**PROBLEM TO SOLVE**
Show each line of the records below that contains the string "subtitle".

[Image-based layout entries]
__________
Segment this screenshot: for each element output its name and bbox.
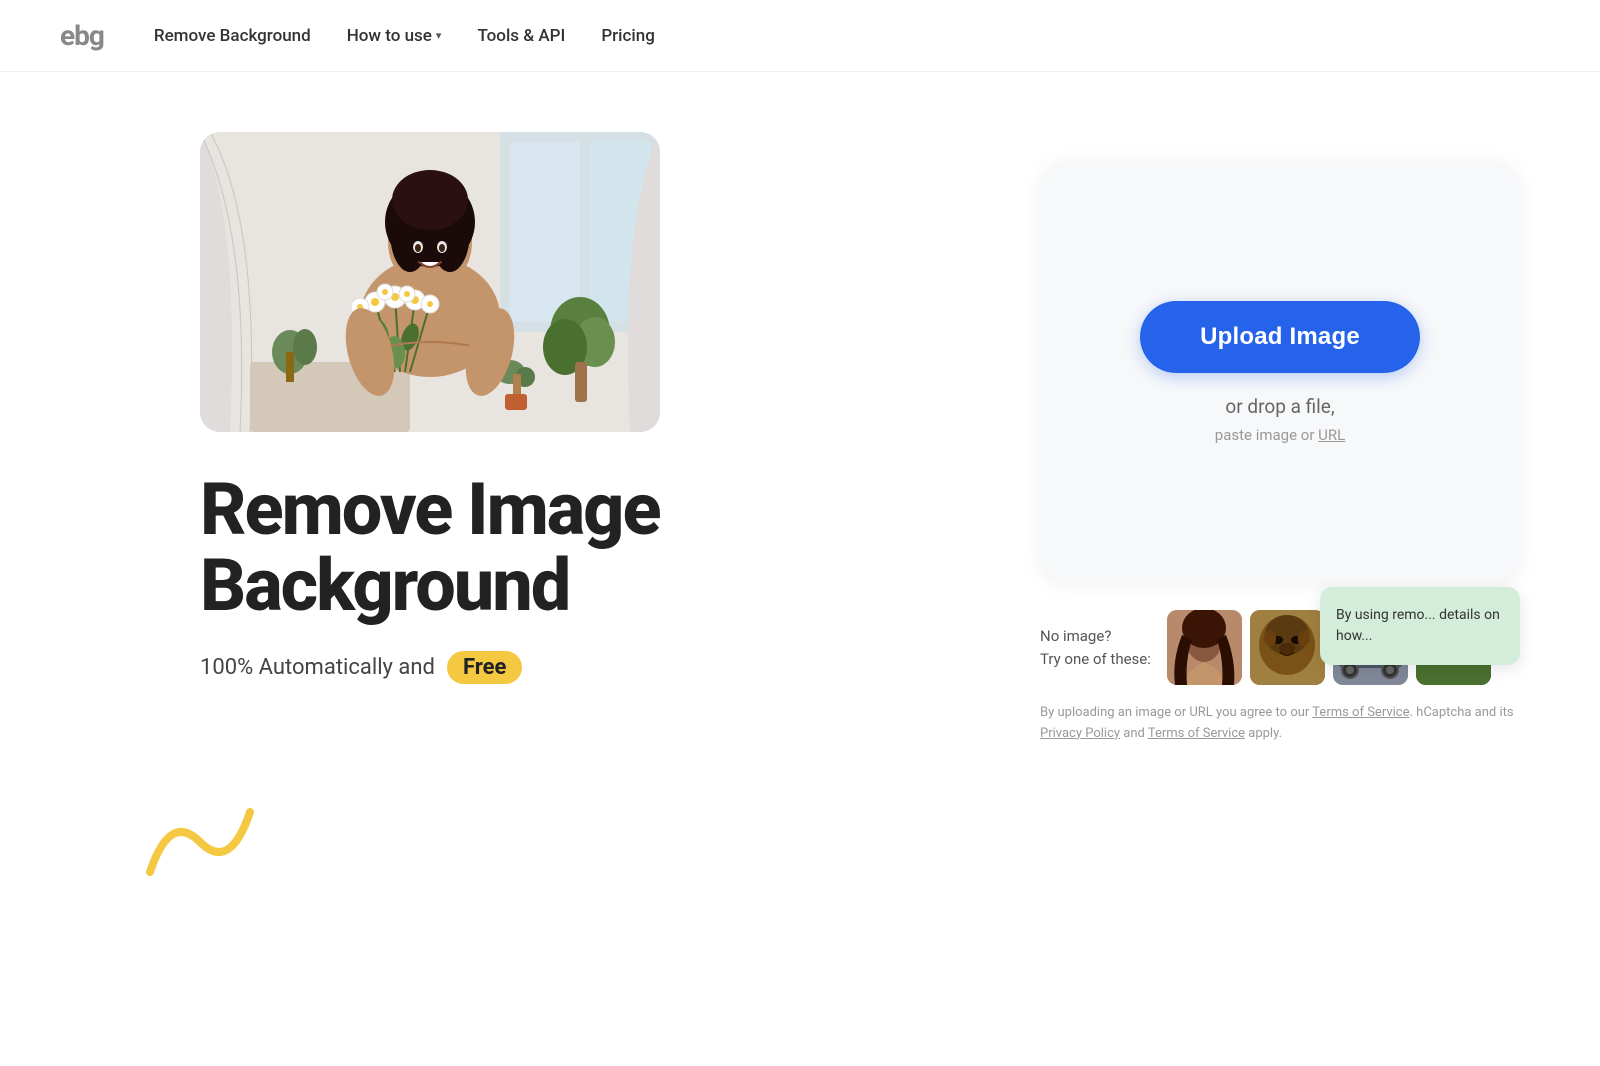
nav-links: Remove Background How to use ▾ Tools & A… <box>154 26 655 46</box>
upload-panel: Upload Image or drop a file, paste image… <box>1040 162 1520 745</box>
nav-link-pricing[interactable]: Pricing <box>601 26 655 46</box>
hero-title: Remove Image Background <box>200 472 960 623</box>
logo-text: ebg <box>60 19 104 52</box>
terms-text: By uploading an image or URL you agree t… <box>1040 703 1520 745</box>
nav-link-how-to-use: How to use <box>347 26 432 46</box>
navbar: ebg Remove Background How to use ▾ Tools… <box>0 0 1600 72</box>
upload-card: Upload Image or drop a file, paste image… <box>1040 162 1520 582</box>
sample-thumb-1[interactable] <box>1167 610 1242 685</box>
paste-image-text: paste image or URL <box>1215 426 1345 444</box>
logo[interactable]: ebg <box>60 19 104 52</box>
nav-item-how-to-use[interactable]: How to use ▾ <box>347 26 442 46</box>
nav-link-tools-api[interactable]: Tools & API <box>477 26 565 46</box>
drop-file-text: or drop a file, <box>1225 395 1334 418</box>
tooltip-popup: By using remo... details on how... <box>1320 587 1520 665</box>
no-image-text: No image? Try one of these: <box>1040 625 1151 670</box>
url-link[interactable]: URL <box>1318 426 1345 444</box>
upload-image-button[interactable]: Upload Image <box>1140 301 1420 373</box>
terms-suffix: apply. <box>1248 726 1282 741</box>
privacy-policy-link[interactable]: Privacy Policy <box>1040 726 1120 741</box>
nav-item-remove-background[interactable]: Remove Background <box>154 26 311 46</box>
terms-of-service-link-2[interactable]: Terms of Service <box>1148 726 1245 741</box>
hero-section: Remove Image Background 100% Automatical… <box>0 72 1600 972</box>
nav-link-remove-background[interactable]: Remove Background <box>154 26 311 46</box>
free-badge: Free <box>447 651 522 684</box>
try-label: Try one of these: <box>1040 648 1151 671</box>
terms-of-service-link[interactable]: Terms of Service <box>1312 705 1409 720</box>
decorative-squiggle <box>140 792 260 892</box>
nav-item-pricing[interactable]: Pricing <box>601 26 655 46</box>
nav-item-tools-api[interactable]: Tools & API <box>477 26 565 46</box>
no-image-label: No image? <box>1040 625 1151 648</box>
terms-prefix: By uploading an image or URL you agree t… <box>1040 705 1309 720</box>
chevron-down-icon: ▾ <box>436 29 442 42</box>
tooltip-text: By using remo... details on how... <box>1336 607 1500 644</box>
hero-left: Remove Image Background 100% Automatical… <box>200 132 960 684</box>
subtitle-prefix: 100% Automatically and <box>200 655 435 680</box>
sample-thumb-2[interactable] <box>1250 610 1325 685</box>
hero-subtitle: 100% Automatically and Free <box>200 651 960 684</box>
hero-image <box>200 132 660 432</box>
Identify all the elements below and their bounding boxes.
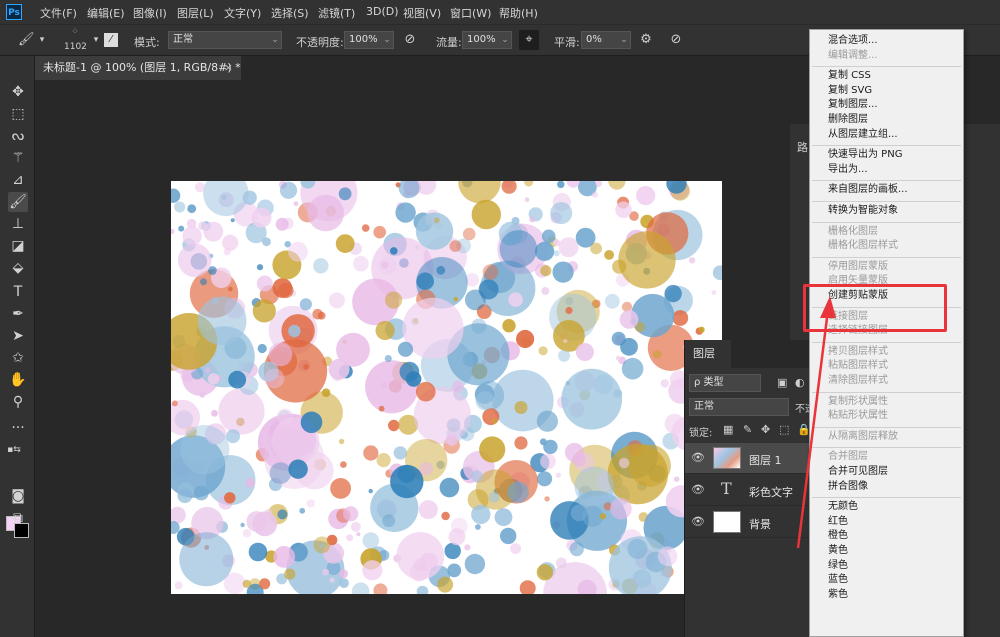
- menu-edit[interactable]: 编辑(E): [87, 5, 125, 21]
- context-menu-item: 栅格化图层: [828, 225, 878, 237]
- eye-icon[interactable]: 👁: [691, 451, 705, 464]
- menu-separator: [812, 221, 961, 223]
- layer-name: 图层 1: [749, 454, 782, 467]
- menu-separator: [812, 180, 961, 182]
- photoshop-logo: Ps: [6, 4, 22, 20]
- paint-bucket-tool-icon[interactable]: ⬙: [8, 258, 28, 278]
- chevron-down-icon[interactable]: ▾: [34, 32, 50, 48]
- more-tools-icon[interactable]: ···: [8, 418, 28, 438]
- text-layer-icon: T: [721, 479, 732, 498]
- brush-tool-icon[interactable]: 🖌: [18, 32, 35, 48]
- brush-size-value: 1102: [64, 42, 87, 52]
- menu-separator: [812, 256, 961, 258]
- blend-mode-select[interactable]: 正常: [689, 398, 789, 416]
- document-tab-title: 未标题-1 @ 100% (图层 1, RGB/8#) *: [43, 61, 241, 74]
- mode-chevron-icon[interactable]: ⌄: [268, 31, 282, 49]
- lock-label: 锁定:: [689, 428, 713, 439]
- context-menu-item[interactable]: 混合选项...: [828, 35, 878, 47]
- context-menu-item[interactable]: 删除图层: [828, 114, 868, 126]
- menu-view[interactable]: 视图(V): [403, 5, 441, 21]
- flow-chevron-icon[interactable]: ⌄: [498, 31, 512, 49]
- pen-tool-icon[interactable]: ✒: [8, 304, 28, 324]
- context-menu-item[interactable]: 复制图层...: [828, 99, 878, 111]
- eyedropper-tool-icon[interactable]: ⊿: [8, 170, 28, 190]
- path-select-tool-icon[interactable]: ➤: [8, 326, 28, 346]
- brush-tool-icon[interactable]: 🖌: [8, 192, 28, 212]
- gear-icon[interactable]: ⚙: [638, 32, 654, 48]
- context-menu-item[interactable]: 快速导出为 PNG: [828, 149, 902, 161]
- layer-name: 背景: [749, 518, 771, 531]
- type-tool-icon[interactable]: T: [8, 282, 28, 302]
- context-menu-item: 停用图层蒙版: [828, 260, 888, 272]
- magic-wand-tool-icon[interactable]: ⚚: [8, 148, 28, 168]
- brush-size-chevron-icon[interactable]: ▾: [88, 32, 104, 48]
- menu-file[interactable]: 文件(F): [40, 5, 77, 21]
- airbrush-icon[interactable]: ⌖: [519, 30, 539, 50]
- menu-help[interactable]: 帮助(H): [499, 5, 538, 21]
- smoothing-label: 平滑:: [554, 36, 580, 49]
- lock-transparent-icon[interactable]: ▦: [723, 423, 733, 436]
- close-icon[interactable]: ×: [224, 56, 233, 80]
- annotation-arrow-icon: [796, 296, 836, 549]
- lock-position-icon[interactable]: ✥: [761, 423, 770, 436]
- marquee-tool-icon[interactable]: ⬚: [8, 104, 28, 124]
- context-menu-item: 编辑调整...: [828, 49, 878, 61]
- context-menu-item[interactable]: 复制 CSS: [828, 70, 871, 82]
- menu-layer[interactable]: 图层(L): [177, 5, 214, 21]
- context-menu-item[interactable]: 复制 SVG: [828, 85, 872, 97]
- zoom-tool-icon[interactable]: ⚲: [8, 392, 28, 412]
- stamp-tool-icon[interactable]: ⊥: [8, 214, 28, 234]
- brush-panel-icon[interactable]: ⁄: [104, 33, 118, 47]
- context-menu-item: 栅格化图层样式: [828, 240, 898, 252]
- mode-label: 模式:: [134, 36, 160, 49]
- screen-mode-icon[interactable]: ⧉: [8, 508, 28, 528]
- eye-icon[interactable]: 👁: [691, 515, 705, 528]
- menu-separator: [812, 201, 961, 202]
- smoothing-chevron-icon[interactable]: ⌄: [617, 31, 631, 49]
- lasso-tool-icon[interactable]: ᔓ: [8, 126, 28, 146]
- swap-colors-icon[interactable]: ▪⇆: [4, 440, 24, 460]
- context-menu-item[interactable]: 蓝色: [828, 574, 848, 586]
- flow-label: 流量:: [436, 36, 462, 49]
- menu-image[interactable]: 图像(I): [133, 5, 167, 21]
- menu-type[interactable]: 文字(Y): [224, 5, 261, 21]
- watercolor-splatter-artwork: [171, 181, 722, 594]
- tools-panel: ✥ ⬚ ᔓ ⚚ ⊿ 🖌 ⊥ ◪ ⬙ T ✒ ➤ ✩ ✋ ⚲ ··· ▪⇆ ◙ ⧉: [0, 56, 35, 637]
- layer-thumbnail: [713, 447, 741, 469]
- brush-preview-icon[interactable]: ⁘: [62, 27, 88, 41]
- menu-3d[interactable]: 3D(D): [366, 5, 399, 18]
- opacity-chevron-icon[interactable]: ⌄: [380, 31, 394, 49]
- tab-layers[interactable]: 图层: [685, 340, 731, 368]
- context-menu-item[interactable]: 紫色: [828, 589, 848, 601]
- menu-select[interactable]: 选择(S): [271, 5, 309, 21]
- quick-mask-icon[interactable]: ◙: [8, 486, 28, 506]
- hand-tool-icon[interactable]: ✋: [8, 370, 28, 390]
- mode-select[interactable]: 正常: [168, 31, 282, 49]
- document-canvas[interactable]: [171, 181, 722, 594]
- context-menu-item[interactable]: 绿色: [828, 560, 848, 572]
- context-menu-item[interactable]: 来自图层的画板...: [828, 184, 908, 196]
- menu-window[interactable]: 窗口(W): [450, 5, 491, 21]
- layer-filter-select[interactable]: ρ 类型: [689, 374, 761, 392]
- context-menu-item[interactable]: 从图层建立组...: [828, 129, 898, 141]
- shape-tool-icon[interactable]: ✩: [8, 348, 28, 368]
- move-tool-icon[interactable]: ✥: [8, 82, 28, 102]
- context-menu-item[interactable]: 导出为...: [828, 164, 868, 176]
- eraser-tool-icon[interactable]: ◪: [8, 236, 28, 256]
- opacity-label: 不透明度:: [296, 36, 344, 49]
- lock-image-icon[interactable]: ✎: [743, 423, 752, 436]
- menu-separator: [812, 66, 961, 68]
- menu-separator: [812, 145, 961, 147]
- menu-bar: Ps 文件(F) 编辑(E) 图像(I) 图层(L) 文字(Y) 选择(S) 滤…: [0, 0, 1000, 24]
- pressure-size-icon[interactable]: ⊘: [668, 32, 684, 48]
- pressure-opacity-icon[interactable]: ⊘: [402, 32, 418, 48]
- document-tab[interactable]: 未标题-1 @ 100% (图层 1, RGB/8#) * ×: [35, 56, 241, 80]
- layer-thumbnail: [713, 511, 741, 533]
- eye-icon[interactable]: 👁: [691, 483, 705, 496]
- menu-filter[interactable]: 滤镜(T): [318, 5, 355, 21]
- context-menu-item[interactable]: 转换为智能对象: [828, 205, 898, 217]
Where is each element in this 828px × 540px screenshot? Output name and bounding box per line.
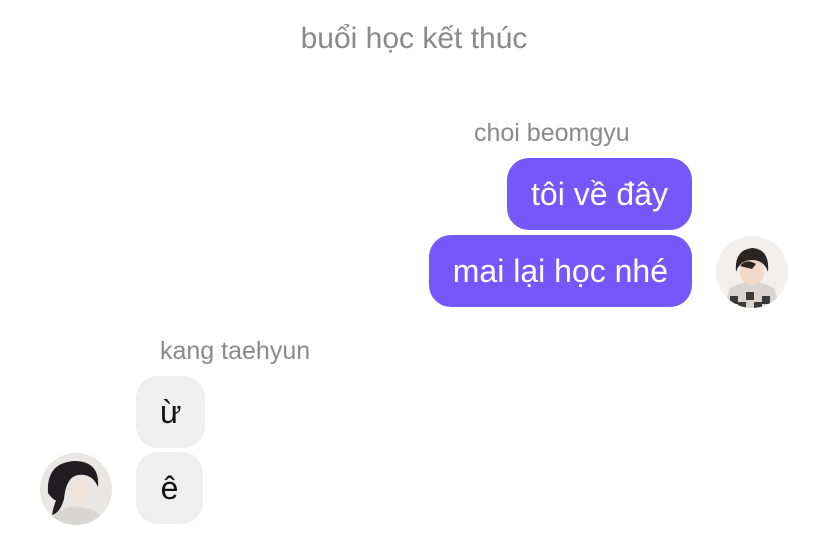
outgoing-sender-name: choi beomgyu (474, 119, 630, 147)
incoming-message-bubble[interactable]: ê (136, 452, 203, 524)
system-message: buổi học kết thúc (300, 22, 528, 55)
outgoing-message-bubble[interactable]: mai lại học nhé (428, 235, 692, 307)
outgoing-avatar-icon[interactable] (716, 236, 788, 308)
incoming-sender-name: kang taehyun (160, 337, 311, 365)
incoming-avatar-icon[interactable] (40, 453, 112, 525)
outgoing-message-bubble[interactable]: tôi về đây (507, 158, 692, 230)
user-avatar-icon (716, 236, 788, 308)
user-avatar-icon (40, 453, 112, 525)
incoming-message-bubble[interactable]: ừ (136, 376, 206, 448)
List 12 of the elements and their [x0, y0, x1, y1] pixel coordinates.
__________
**SOLUTION TO THIS EXERCISE**
subtitle-prefix: 100% Automatically and <box>200 655 435 680</box>
hero-subtitle: 100% Automatically and Free <box>200 651 960 684</box>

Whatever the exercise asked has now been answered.